(Aim) Everything in the listing except the pictures should be written out exactly.

(Available data)

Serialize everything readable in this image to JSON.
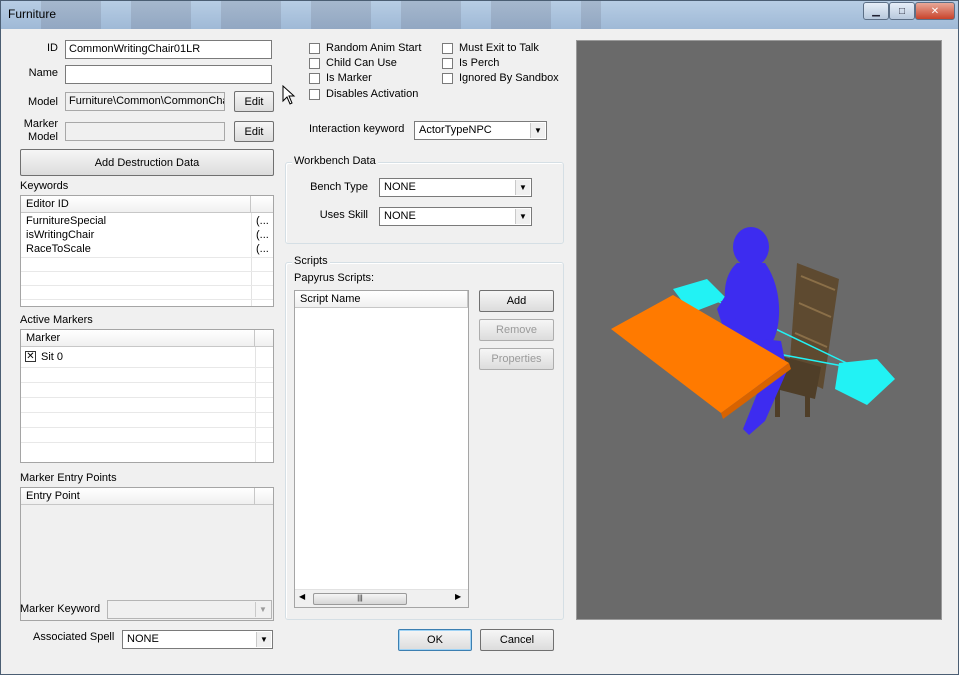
{
  "window": {
    "title": "Furniture"
  },
  "fields": {
    "id_label": "ID",
    "id_value": "CommonWritingChair01LR",
    "name_label": "Name",
    "name_value": "",
    "model_label": "Model",
    "model_value": "Furniture\\Common\\CommonChai",
    "model_edit": "Edit",
    "marker_model_label_1": "Marker",
    "marker_model_label_2": "Model",
    "marker_model_edit": "Edit"
  },
  "add_destruction": "Add Destruction Data",
  "keywords": {
    "label": "Keywords",
    "columns": [
      "Editor ID",
      ""
    ],
    "rows": [
      {
        "id": "FurnitureSpecial",
        "extra": "(..."
      },
      {
        "id": "isWritingChair",
        "extra": "(..."
      },
      {
        "id": "RaceToScale",
        "extra": "(..."
      }
    ]
  },
  "active_markers": {
    "label": "Active Markers",
    "columns": [
      "Marker"
    ],
    "rows": [
      {
        "label": "Sit 0",
        "checked": true
      }
    ]
  },
  "entry_points": {
    "label": "Marker Entry Points",
    "columns": [
      "Entry Point"
    ]
  },
  "marker_keyword": {
    "label": "Marker Keyword",
    "value": ""
  },
  "associated_spell": {
    "label": "Associated Spell",
    "value": "NONE"
  },
  "flags": {
    "random_anim_start": "Random Anim Start",
    "child_can_use": "Child Can Use",
    "is_marker": "Is Marker",
    "disables_activation": "Disables Activation",
    "must_exit_to_talk": "Must Exit to Talk",
    "is_perch": "Is Perch",
    "ignored_by_sandbox": "Ignored By Sandbox"
  },
  "interaction_keyword": {
    "label": "Interaction keyword",
    "value": "ActorTypeNPC"
  },
  "workbench": {
    "label": "Workbench Data",
    "bench_type_label": "Bench Type",
    "bench_type_value": "NONE",
    "uses_skill_label": "Uses Skill",
    "uses_skill_value": "NONE"
  },
  "scripts": {
    "label": "Scripts",
    "papyrus_label": "Papyrus Scripts:",
    "column": "Script Name",
    "add": "Add",
    "remove": "Remove",
    "properties": "Properties"
  },
  "dialog_buttons": {
    "ok": "OK",
    "cancel": "Cancel"
  },
  "colors": {
    "viewport_bg": "#6a6a6a",
    "actor": "#3d2cf0",
    "table": "#ff7a00",
    "marker": "#22f2f4",
    "chair": "#5e4a30"
  }
}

(Response below)
Serialize everything readable in this image to JSON.
{
  "window": {
    "title": "Furniture"
  },
  "fields": {
    "id_label": "ID",
    "id_value": "CommonWritingChair01LR",
    "name_label": "Name",
    "name_value": "",
    "model_label": "Model",
    "model_value": "Furniture\\Common\\CommonChai",
    "model_edit": "Edit",
    "marker_model_label_1": "Marker",
    "marker_model_label_2": "Model",
    "marker_model_edit": "Edit"
  },
  "add_destruction": "Add Destruction Data",
  "keywords": {
    "label": "Keywords",
    "columns": [
      "Editor ID",
      ""
    ],
    "rows": [
      {
        "id": "FurnitureSpecial",
        "extra": "(..."
      },
      {
        "id": "isWritingChair",
        "extra": "(..."
      },
      {
        "id": "RaceToScale",
        "extra": "(..."
      }
    ]
  },
  "active_markers": {
    "label": "Active Markers",
    "columns": [
      "Marker"
    ],
    "rows": [
      {
        "label": "Sit 0",
        "checked": true
      }
    ]
  },
  "entry_points": {
    "label": "Marker Entry Points",
    "columns": [
      "Entry Point"
    ]
  },
  "marker_keyword": {
    "label": "Marker Keyword",
    "value": ""
  },
  "associated_spell": {
    "label": "Associated Spell",
    "value": "NONE"
  },
  "flags": {
    "random_anim_start": "Random Anim Start",
    "child_can_use": "Child Can Use",
    "is_marker": "Is Marker",
    "disables_activation": "Disables Activation",
    "must_exit_to_talk": "Must Exit to Talk",
    "is_perch": "Is Perch",
    "ignored_by_sandbox": "Ignored By Sandbox"
  },
  "interaction_keyword": {
    "label": "Interaction keyword",
    "value": "ActorTypeNPC"
  },
  "workbench": {
    "label": "Workbench Data",
    "bench_type_label": "Bench Type",
    "bench_type_value": "NONE",
    "uses_skill_label": "Uses Skill",
    "uses_skill_value": "NONE"
  },
  "scripts": {
    "label": "Scripts",
    "papyrus_label": "Papyrus Scripts:",
    "column": "Script Name",
    "add": "Add",
    "remove": "Remove",
    "properties": "Properties"
  },
  "dialog_buttons": {
    "ok": "OK",
    "cancel": "Cancel"
  },
  "colors": {
    "viewport_bg": "#6a6a6a",
    "actor": "#3d2cf0",
    "table": "#ff7a00",
    "marker": "#22f2f4",
    "chair": "#5e4a30"
  }
}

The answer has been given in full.